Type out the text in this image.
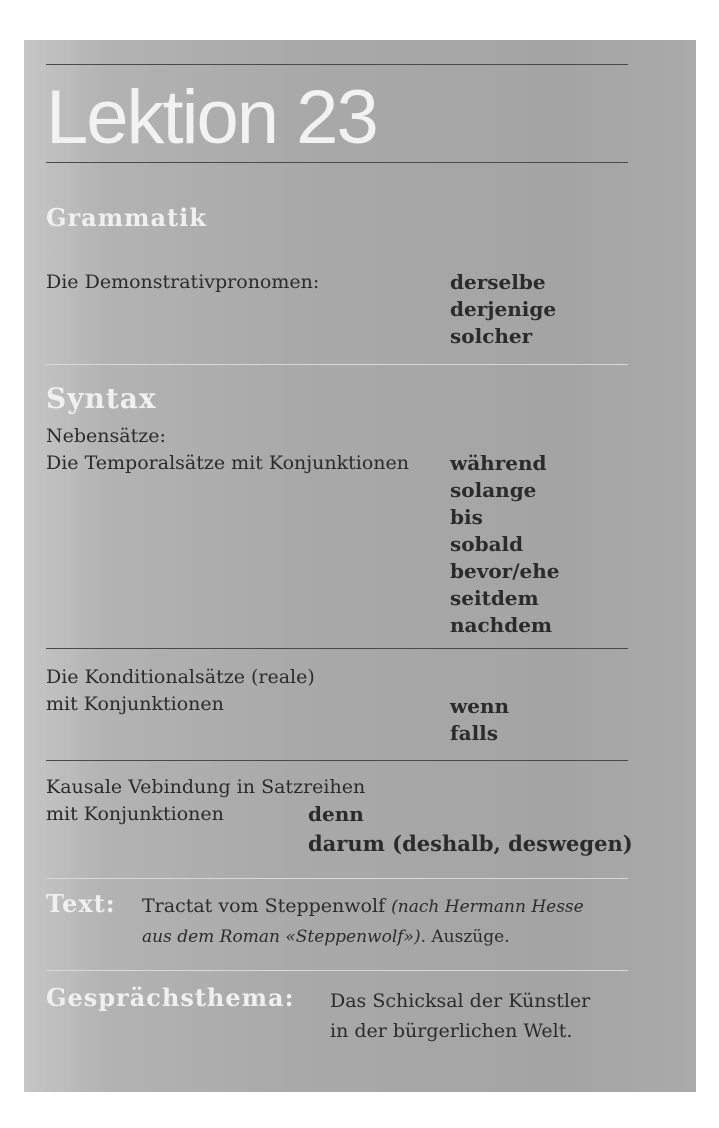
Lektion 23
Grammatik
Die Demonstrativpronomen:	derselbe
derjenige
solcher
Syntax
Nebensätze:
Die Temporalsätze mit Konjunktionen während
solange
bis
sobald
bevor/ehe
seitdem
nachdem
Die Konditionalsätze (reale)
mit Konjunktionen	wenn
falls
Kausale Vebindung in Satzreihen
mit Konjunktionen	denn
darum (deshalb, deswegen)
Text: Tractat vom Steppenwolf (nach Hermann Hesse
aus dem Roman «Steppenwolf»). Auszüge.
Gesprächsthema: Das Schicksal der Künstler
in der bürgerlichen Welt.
--------------------------------
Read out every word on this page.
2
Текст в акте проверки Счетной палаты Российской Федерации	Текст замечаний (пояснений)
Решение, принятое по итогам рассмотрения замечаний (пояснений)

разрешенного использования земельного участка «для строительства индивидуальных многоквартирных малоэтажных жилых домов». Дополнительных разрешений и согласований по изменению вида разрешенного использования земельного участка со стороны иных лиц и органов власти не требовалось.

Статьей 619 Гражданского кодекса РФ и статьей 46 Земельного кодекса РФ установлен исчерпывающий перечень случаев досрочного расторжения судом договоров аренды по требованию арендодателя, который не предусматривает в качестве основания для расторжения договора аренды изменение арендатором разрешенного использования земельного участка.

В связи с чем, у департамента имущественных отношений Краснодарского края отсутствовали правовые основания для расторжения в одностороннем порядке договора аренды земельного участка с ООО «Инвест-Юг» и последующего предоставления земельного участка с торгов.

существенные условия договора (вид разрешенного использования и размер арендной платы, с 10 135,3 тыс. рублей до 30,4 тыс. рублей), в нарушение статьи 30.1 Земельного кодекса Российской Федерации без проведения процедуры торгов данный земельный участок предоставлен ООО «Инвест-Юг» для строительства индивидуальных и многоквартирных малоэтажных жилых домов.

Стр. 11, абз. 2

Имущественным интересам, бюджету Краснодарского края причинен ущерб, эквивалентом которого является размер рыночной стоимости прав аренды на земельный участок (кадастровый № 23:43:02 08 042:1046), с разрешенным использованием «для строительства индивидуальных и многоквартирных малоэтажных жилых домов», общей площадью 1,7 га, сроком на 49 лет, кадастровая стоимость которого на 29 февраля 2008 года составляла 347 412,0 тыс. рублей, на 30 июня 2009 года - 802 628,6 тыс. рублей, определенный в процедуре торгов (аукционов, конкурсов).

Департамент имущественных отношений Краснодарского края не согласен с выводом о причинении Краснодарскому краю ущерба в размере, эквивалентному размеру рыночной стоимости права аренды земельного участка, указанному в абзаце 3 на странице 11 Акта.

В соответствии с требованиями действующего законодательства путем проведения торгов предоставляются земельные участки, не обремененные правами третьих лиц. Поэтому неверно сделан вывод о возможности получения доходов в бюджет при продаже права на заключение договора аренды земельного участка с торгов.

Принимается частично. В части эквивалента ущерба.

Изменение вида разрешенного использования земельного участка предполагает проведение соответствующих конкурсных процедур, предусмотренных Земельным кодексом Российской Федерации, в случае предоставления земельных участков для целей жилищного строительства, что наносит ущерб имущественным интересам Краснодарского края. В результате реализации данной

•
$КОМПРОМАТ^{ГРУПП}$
--------------------------------
### PROMPT
Check each line of the entries above, and show every one holding the word "имущественных".

### RESULT FOR THIS EXERCISE
В связи с чем, у департамента имущественных отношений Краснодарского края отсутствовали правовые основания для расторжения в одностороннем порядке договора аренды земельного участка с ООО «Инвест-Юг» и последующего предоставления земельного участка с торгов.
Департамент имущественных отношений Краснодарского края не согласен с выводом о причинении Краснодарскому краю ущерба в размере, эквивалентному размеру рыночной стоимости права аренды земельного участка, указанному в абзаце 3 на странице 11 Акта.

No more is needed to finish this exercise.